### Your instructions
Provide the count of lines that hold "this" and no other output.

────────

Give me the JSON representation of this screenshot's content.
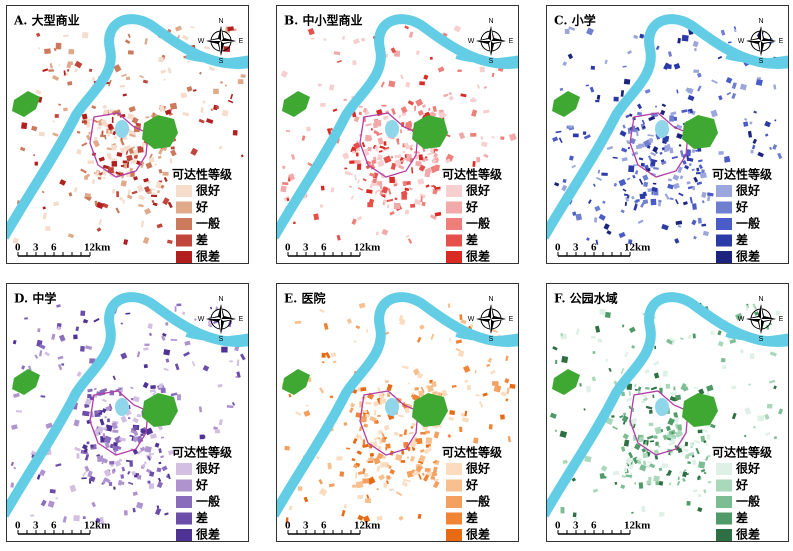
{
  "panels": [
    {
      "label": "A. 大型商业",
      "colors": [
        "#f6dccb",
        "#e0a98a",
        "#cc7a5c",
        "#c0453a",
        "#b11f1f"
      ]
    },
    {
      "label": "B. 中小型商业",
      "colors": [
        "#f7cfcf",
        "#f2a9a9",
        "#ee7f7b",
        "#e5514a",
        "#d92a24"
      ]
    },
    {
      "label": "C. 小学",
      "colors": [
        "#9aa6dc",
        "#6e7fd0",
        "#4a5cc7",
        "#2c3aa8",
        "#1b237c"
      ]
    },
    {
      "label": "D. 中学",
      "colors": [
        "#d3bfe2",
        "#ae93cf",
        "#8a6cbd",
        "#6a4eaa",
        "#4e3394"
      ]
    },
    {
      "label": "E. 医院",
      "colors": [
        "#fbdcbf",
        "#f8c08f",
        "#f4a060",
        "#f08334",
        "#e96a14"
      ]
    },
    {
      "label": "F. 公园水域",
      "colors": [
        "#dff1e6",
        "#a9d8bb",
        "#7cbd94",
        "#4f9a68",
        "#2e7044"
      ]
    }
  ],
  "legend": {
    "title": "可达性等级",
    "items": [
      "很好",
      "好",
      "一般",
      "差",
      "很差"
    ]
  },
  "scale_bar": [
    "0",
    "3",
    "6",
    "12km"
  ],
  "compass": {
    "north": "N",
    "south": "S",
    "west": "W",
    "east": "E"
  }
}
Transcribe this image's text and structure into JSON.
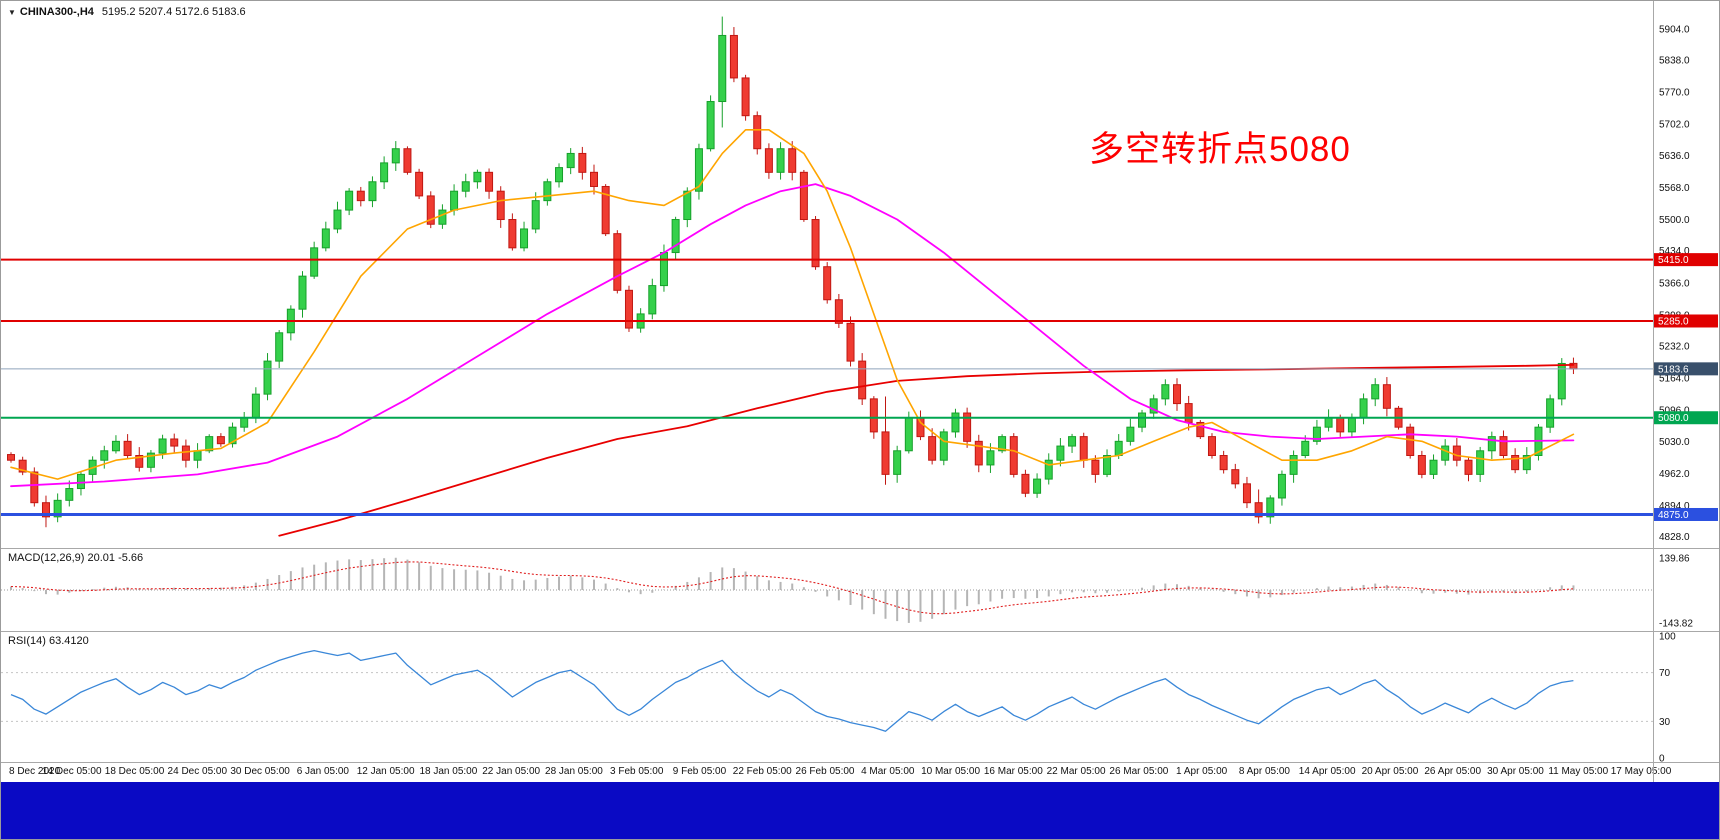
{
  "header": {
    "dropdown": "▼",
    "symbol": "CHINA300-,H4",
    "ohlc": "5195.2 5207.4 5172.6 5183.6"
  },
  "annotation": {
    "text": "多空转折点5080"
  },
  "macd_header": {
    "label": "MACD(12,26,9)",
    "main": "20.01",
    "signal": "-5.66"
  },
  "rsi_header": {
    "label": "RSI(14)",
    "value": "63.4120"
  },
  "colors": {
    "candle_up": "#16a02a",
    "candle_up_fill": "#35d04b",
    "candle_down": "#c01712",
    "candle_down_fill": "#ef3b31",
    "ma_orange": "#ffa500",
    "ma_magenta": "#ff00ff",
    "ma_red": "#e80000",
    "rsi": "#3a87d8",
    "macd_hist": "#b5b5b5",
    "macd_signal": "#e02020",
    "annotation": "#fe0000",
    "bottom_bar": "#0a0ac4"
  },
  "hlines": [
    {
      "name": "resistance-line-1",
      "value": 5415.0,
      "line_color": "#e00000",
      "badge_bg": "#e00000",
      "width": 2
    },
    {
      "name": "resistance-line-2",
      "value": 5285.0,
      "line_color": "#e00000",
      "badge_bg": "#e00000",
      "width": 2
    },
    {
      "name": "current-price-line",
      "value": 5183.6,
      "line_color": "#8fa3bb",
      "badge_bg": "#39506b",
      "width": 1
    },
    {
      "name": "pivot-line-5080",
      "value": 5080.0,
      "line_color": "#00a651",
      "badge_bg": "#00a651",
      "width": 2
    },
    {
      "name": "support-line-4875",
      "value": 4875.0,
      "line_color": "#2b50e0",
      "badge_bg": "#2b50e0",
      "width": 3
    }
  ],
  "chart_data": {
    "type": "candlestick",
    "symbol": "CHINA300-,H4",
    "timeframe": "H4",
    "price_range": [
      4804,
      5963
    ],
    "y_ticks": [
      5904,
      5838,
      5770,
      5702,
      5636,
      5568,
      5500,
      5434,
      5366,
      5298,
      5232,
      5164,
      5096,
      5030,
      4962,
      4894,
      4828
    ],
    "x_labels": [
      "8 Dec 2020",
      "14 Dec 05:00",
      "18 Dec 05:00",
      "24 Dec 05:00",
      "30 Dec 05:00",
      "6 Jan 05:00",
      "12 Jan 05:00",
      "18 Jan 05:00",
      "22 Jan 05:00",
      "28 Jan 05:00",
      "3 Feb 05:00",
      "9 Feb 05:00",
      "22 Feb 05:00",
      "26 Feb 05:00",
      "4 Mar 05:00",
      "10 Mar 05:00",
      "16 Mar 05:00",
      "22 Mar 05:00",
      "26 Mar 05:00",
      "1 Apr 05:00",
      "8 Apr 05:00",
      "14 Apr 05:00",
      "20 Apr 05:00",
      "26 Apr 05:00",
      "30 Apr 05:00",
      "11 May 05:00",
      "17 May 05:00"
    ],
    "closes": [
      4990,
      4965,
      4900,
      4870,
      4905,
      4930,
      4960,
      4990,
      5010,
      5030,
      5000,
      4975,
      5005,
      5035,
      5020,
      4990,
      5010,
      5040,
      5025,
      5060,
      5080,
      5130,
      5200,
      5260,
      5310,
      5380,
      5440,
      5480,
      5520,
      5560,
      5540,
      5580,
      5620,
      5650,
      5600,
      5550,
      5490,
      5520,
      5560,
      5580,
      5600,
      5560,
      5500,
      5440,
      5480,
      5540,
      5580,
      5610,
      5640,
      5600,
      5570,
      5470,
      5350,
      5270,
      5300,
      5360,
      5430,
      5500,
      5560,
      5650,
      5750,
      5890,
      5800,
      5720,
      5650,
      5600,
      5650,
      5600,
      5500,
      5400,
      5330,
      5280,
      5200,
      5120,
      5050,
      4960,
      5010,
      5080,
      5040,
      4990,
      5050,
      5090,
      5030,
      4980,
      5010,
      5040,
      4960,
      4920,
      4950,
      4990,
      5020,
      5040,
      4990,
      4960,
      5000,
      5030,
      5060,
      5090,
      5120,
      5150,
      5110,
      5070,
      5040,
      5000,
      4970,
      4940,
      4900,
      4870,
      4910,
      4960,
      5000,
      5030,
      5060,
      5080,
      5050,
      5080,
      5120,
      5150,
      5100,
      5060,
      5000,
      4960,
      4990,
      5020,
      4990,
      4960,
      5010,
      5040,
      5000,
      4970,
      5000,
      5060,
      5120,
      5195,
      5183.6
    ],
    "last_candle_ohlc": [
      5195.2,
      5207.4,
      5172.6,
      5183.6
    ],
    "wick_overrides": {
      "3": [
        4915,
        4848
      ],
      "61": [
        5930,
        5695
      ],
      "75": [
        5125,
        4938
      ],
      "107": [
        4928,
        4856
      ]
    },
    "ma_orange": [
      [
        0,
        4975
      ],
      [
        4,
        4950
      ],
      [
        9,
        4990
      ],
      [
        14,
        5005
      ],
      [
        18,
        5015
      ],
      [
        22,
        5070
      ],
      [
        26,
        5220
      ],
      [
        30,
        5380
      ],
      [
        34,
        5480
      ],
      [
        38,
        5520
      ],
      [
        42,
        5540
      ],
      [
        46,
        5550
      ],
      [
        50,
        5560
      ],
      [
        53,
        5540
      ],
      [
        56,
        5530
      ],
      [
        59,
        5570
      ],
      [
        61,
        5640
      ],
      [
        63,
        5690
      ],
      [
        65,
        5690
      ],
      [
        68,
        5640
      ],
      [
        70,
        5560
      ],
      [
        72,
        5440
      ],
      [
        74,
        5300
      ],
      [
        76,
        5160
      ],
      [
        78,
        5070
      ],
      [
        80,
        5030
      ],
      [
        83,
        5020
      ],
      [
        86,
        5010
      ],
      [
        89,
        4980
      ],
      [
        92,
        4990
      ],
      [
        95,
        5000
      ],
      [
        98,
        5030
      ],
      [
        101,
        5060
      ],
      [
        103,
        5070
      ],
      [
        106,
        5030
      ],
      [
        109,
        4990
      ],
      [
        112,
        4990
      ],
      [
        115,
        5010
      ],
      [
        118,
        5040
      ],
      [
        121,
        5030
      ],
      [
        124,
        5000
      ],
      [
        127,
        4990
      ],
      [
        130,
        4995
      ],
      [
        134,
        5045
      ]
    ],
    "ma_magenta": [
      [
        0,
        4935
      ],
      [
        8,
        4945
      ],
      [
        16,
        4960
      ],
      [
        22,
        4985
      ],
      [
        28,
        5040
      ],
      [
        34,
        5120
      ],
      [
        40,
        5210
      ],
      [
        46,
        5300
      ],
      [
        52,
        5380
      ],
      [
        56,
        5430
      ],
      [
        60,
        5490
      ],
      [
        63,
        5530
      ],
      [
        66,
        5560
      ],
      [
        69,
        5575
      ],
      [
        72,
        5550
      ],
      [
        76,
        5500
      ],
      [
        80,
        5430
      ],
      [
        84,
        5350
      ],
      [
        88,
        5270
      ],
      [
        92,
        5190
      ],
      [
        96,
        5120
      ],
      [
        100,
        5075
      ],
      [
        104,
        5050
      ],
      [
        108,
        5040
      ],
      [
        112,
        5035
      ],
      [
        116,
        5040
      ],
      [
        120,
        5045
      ],
      [
        124,
        5040
      ],
      [
        128,
        5030
      ],
      [
        134,
        5032
      ]
    ],
    "ma_red": [
      [
        23,
        4830
      ],
      [
        28,
        4862
      ],
      [
        34,
        4905
      ],
      [
        40,
        4950
      ],
      [
        46,
        4995
      ],
      [
        52,
        5035
      ],
      [
        58,
        5062
      ],
      [
        64,
        5100
      ],
      [
        70,
        5135
      ],
      [
        76,
        5158
      ],
      [
        82,
        5168
      ],
      [
        88,
        5174
      ],
      [
        94,
        5178
      ],
      [
        100,
        5180
      ],
      [
        106,
        5182
      ],
      [
        112,
        5184
      ],
      [
        118,
        5186
      ],
      [
        124,
        5188
      ],
      [
        130,
        5190
      ],
      [
        134,
        5192
      ]
    ],
    "macd": {
      "label": "MACD(12,26,9)",
      "main_value": 20.01,
      "signal_value": -5.66,
      "range": [
        -165,
        165
      ],
      "axis_labels": [
        139.86,
        -143.82
      ],
      "values": [
        15,
        8,
        -5,
        -18,
        -20,
        -12,
        -4,
        4,
        10,
        14,
        12,
        6,
        4,
        8,
        10,
        6,
        4,
        8,
        10,
        14,
        20,
        32,
        48,
        65,
        82,
        98,
        110,
        120,
        128,
        133,
        130,
        134,
        138,
        140,
        132,
        120,
        105,
        95,
        90,
        88,
        85,
        75,
        62,
        48,
        42,
        45,
        52,
        58,
        62,
        55,
        45,
        28,
        8,
        -10,
        -18,
        -12,
        2,
        18,
        35,
        55,
        78,
        98,
        95,
        80,
        60,
        42,
        35,
        28,
        12,
        -8,
        -28,
        -45,
        -65,
        -85,
        -105,
        -125,
        -135,
        -143,
        -138,
        -125,
        -105,
        -85,
        -70,
        -62,
        -50,
        -38,
        -35,
        -38,
        -35,
        -28,
        -18,
        -10,
        -10,
        -14,
        -12,
        -6,
        2,
        10,
        20,
        28,
        25,
        18,
        10,
        2,
        -8,
        -18,
        -28,
        -36,
        -32,
        -22,
        -12,
        -2,
        8,
        15,
        12,
        15,
        22,
        28,
        22,
        12,
        -2,
        -14,
        -16,
        -12,
        -16,
        -20,
        -14,
        -6,
        -10,
        -14,
        -8,
        2,
        12,
        20,
        20.01
      ]
    },
    "rsi": {
      "label": "RSI(14)",
      "current_value": 63.412,
      "range": [
        0,
        100
      ],
      "levels": [
        70,
        30
      ],
      "axis_labels": [
        100,
        70,
        30,
        0
      ],
      "values": [
        52,
        48,
        40,
        36,
        42,
        48,
        54,
        58,
        62,
        65,
        58,
        52,
        56,
        62,
        58,
        52,
        55,
        60,
        57,
        62,
        66,
        72,
        76,
        80,
        83,
        86,
        88,
        86,
        84,
        86,
        80,
        82,
        84,
        86,
        76,
        68,
        60,
        64,
        68,
        70,
        72,
        66,
        58,
        50,
        56,
        62,
        66,
        70,
        72,
        66,
        60,
        50,
        40,
        35,
        40,
        48,
        55,
        62,
        66,
        72,
        76,
        80,
        70,
        62,
        55,
        50,
        56,
        52,
        45,
        38,
        34,
        32,
        29,
        27,
        25,
        22,
        30,
        38,
        35,
        31,
        38,
        44,
        38,
        34,
        38,
        42,
        35,
        31,
        36,
        42,
        46,
        50,
        44,
        40,
        45,
        50,
        54,
        58,
        62,
        65,
        58,
        52,
        48,
        43,
        39,
        35,
        31,
        28,
        35,
        42,
        48,
        52,
        56,
        58,
        52,
        56,
        61,
        64,
        56,
        50,
        42,
        36,
        40,
        45,
        41,
        37,
        44,
        49,
        44,
        40,
        45,
        53,
        59,
        62,
        63.41
      ]
    }
  }
}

────────

### Final result
2